Written exercise.
Can you print the data exactly and leave out each image?
======== Records for this exercise ========
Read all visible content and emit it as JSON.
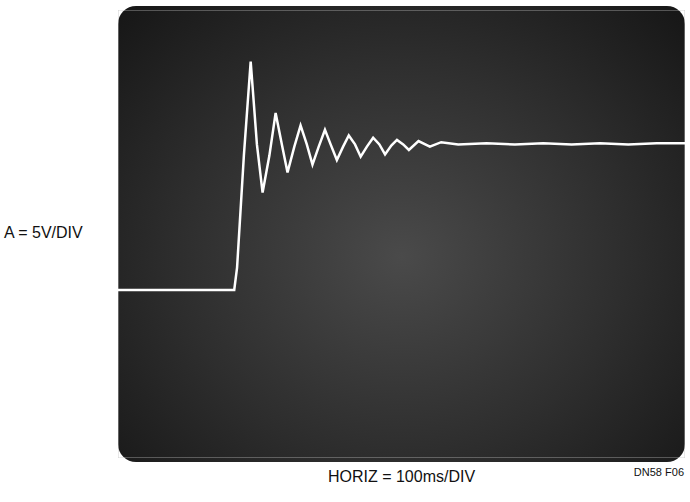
{
  "chart_data": {
    "type": "line",
    "x_label": "HORIZ = 100ms/DIV",
    "y_label": "A = 5V/DIV",
    "annotation": "DN58 F06",
    "x": [
      0,
      100,
      205,
      210,
      222,
      234,
      245,
      255,
      267,
      278,
      289,
      299,
      311,
      322,
      333,
      343,
      354,
      365,
      375,
      386,
      397,
      407,
      418,
      428,
      439,
      450,
      461,
      471,
      482,
      492,
      503,
      513,
      530,
      550,
      570,
      600,
      650,
      700,
      750,
      800,
      850,
      900,
      950,
      1000
    ],
    "values": [
      0,
      0,
      0,
      2,
      12,
      20.4,
      13,
      8.7,
      12,
      15.8,
      13,
      10.5,
      12.8,
      14.7,
      13,
      11.2,
      12.8,
      14.3,
      13,
      11.6,
      12.8,
      13.8,
      13,
      11.9,
      12.8,
      13.6,
      13,
      12.1,
      12.9,
      13.4,
      13,
      12.5,
      13.3,
      12.8,
      13.2,
      13,
      13.1,
      13,
      13.1,
      13,
      13.1,
      13,
      13.1,
      13.1
    ],
    "color": "#ffffff",
    "xlim": [
      0,
      1000
    ],
    "xticks": [
      0,
      100,
      200,
      300,
      400,
      500,
      600,
      700,
      800,
      900,
      1000
    ],
    "ylim": [
      -15,
      25
    ],
    "yticks": [
      -15,
      -10,
      -5,
      0,
      5,
      10,
      15,
      20,
      25
    ],
    "grid": true,
    "tick_labels": false
  }
}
========
Full output.
Read all visible content and emit it as JSON.
{
  "chart_data": {
    "type": "line",
    "x_label": "HORIZ = 100ms/DIV",
    "y_label": "A = 5V/DIV",
    "annotation": "DN58 F06",
    "x": [
      0,
      100,
      205,
      210,
      222,
      234,
      245,
      255,
      267,
      278,
      289,
      299,
      311,
      322,
      333,
      343,
      354,
      365,
      375,
      386,
      397,
      407,
      418,
      428,
      439,
      450,
      461,
      471,
      482,
      492,
      503,
      513,
      530,
      550,
      570,
      600,
      650,
      700,
      750,
      800,
      850,
      900,
      950,
      1000
    ],
    "values": [
      0,
      0,
      0,
      2,
      12,
      20.4,
      13,
      8.7,
      12,
      15.8,
      13,
      10.5,
      12.8,
      14.7,
      13,
      11.2,
      12.8,
      14.3,
      13,
      11.6,
      12.8,
      13.8,
      13,
      11.9,
      12.8,
      13.6,
      13,
      12.1,
      12.9,
      13.4,
      13,
      12.5,
      13.3,
      12.8,
      13.2,
      13,
      13.1,
      13,
      13.1,
      13,
      13.1,
      13,
      13.1,
      13.1
    ],
    "color": "#ffffff",
    "xlim": [
      0,
      1000
    ],
    "xticks": [
      0,
      100,
      200,
      300,
      400,
      500,
      600,
      700,
      800,
      900,
      1000
    ],
    "ylim": [
      -15,
      25
    ],
    "yticks": [
      -15,
      -10,
      -5,
      0,
      5,
      10,
      15,
      20,
      25
    ],
    "grid": true,
    "tick_labels": false
  }
}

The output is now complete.